◆ Task objective
Quote the whole listing verbatim.

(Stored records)
=======
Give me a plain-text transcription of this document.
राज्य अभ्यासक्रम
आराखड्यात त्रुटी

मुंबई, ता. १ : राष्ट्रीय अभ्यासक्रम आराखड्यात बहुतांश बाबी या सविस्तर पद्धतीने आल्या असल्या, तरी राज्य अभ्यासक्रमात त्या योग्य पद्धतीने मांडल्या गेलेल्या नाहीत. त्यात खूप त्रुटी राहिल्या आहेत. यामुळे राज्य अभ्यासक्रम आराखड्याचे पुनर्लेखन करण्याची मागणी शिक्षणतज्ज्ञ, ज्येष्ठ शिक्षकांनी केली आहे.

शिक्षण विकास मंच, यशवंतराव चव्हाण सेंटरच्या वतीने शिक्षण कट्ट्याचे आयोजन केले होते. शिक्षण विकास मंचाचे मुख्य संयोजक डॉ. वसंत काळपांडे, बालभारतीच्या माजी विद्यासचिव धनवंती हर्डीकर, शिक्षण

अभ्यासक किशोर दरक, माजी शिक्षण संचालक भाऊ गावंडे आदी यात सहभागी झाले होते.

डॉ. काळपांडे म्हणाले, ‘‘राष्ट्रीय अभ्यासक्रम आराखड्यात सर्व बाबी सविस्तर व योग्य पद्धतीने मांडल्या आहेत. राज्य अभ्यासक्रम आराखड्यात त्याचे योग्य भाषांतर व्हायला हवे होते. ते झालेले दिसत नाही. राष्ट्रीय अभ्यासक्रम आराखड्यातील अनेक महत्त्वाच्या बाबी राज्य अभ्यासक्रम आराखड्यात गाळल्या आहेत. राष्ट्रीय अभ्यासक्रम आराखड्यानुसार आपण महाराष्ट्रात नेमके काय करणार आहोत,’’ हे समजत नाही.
=======
◆ Answer for the task
Give me a plain-text transcription of this document.
राज्य अभ्यासक्रम
आराखड्यात त्रुटी

मुंबई, ता. १ : राष्ट्रीय अभ्यासक्रम आराखड्यात बहुतांश बाबी या सविस्तर पद्धतीने आल्या असल्या, तरी राज्य अभ्यासक्रमात त्या योग्य पद्धतीने मांडल्या गेलेल्या नाहीत. त्यात खूप त्रुटी राहिल्या आहेत. यामुळे राज्य अभ्यासक्रम आराखड्याचे पुनर्लेखन करण्याची मागणी शिक्षणतज्ज्ञ, ज्येष्ठ शिक्षकांनी केली आहे.

शिक्षण विकास मंच, यशवंतराव चव्हाण सेंटरच्या वतीने शिक्षण कट्ट्याचे आयोजन केले होते. शिक्षण विकास मंचाचे मुख्य संयोजक डॉ. वसंत काळपांडे, बालभारतीच्या माजी विद्यासचिव धनवंती हर्डीकर, शिक्षण

अभ्यासक किशोर दरक, माजी शिक्षण संचालक भाऊ गावंडे आदी यात सहभागी झाले होते.

डॉ. काळपांडे म्हणाले, ‘‘राष्ट्रीय अभ्यासक्रम आराखड्यात सर्व बाबी सविस्तर व योग्य पद्धतीने मांडल्या आहेत. राज्य अभ्यासक्रम आराखड्यात त्याचे योग्य भाषांतर व्हायला हवे होते. ते झालेले दिसत नाही. राष्ट्रीय अभ्यासक्रम आराखड्यातील अनेक महत्त्वाच्या बाबी राज्य अभ्यासक्रम आराखड्यात गाळल्या आहेत. राष्ट्रीय अभ्यासक्रम आराखड्यानुसार आपण महाराष्ट्रात नेमके काय करणार आहोत,’’ हे समजत नाही.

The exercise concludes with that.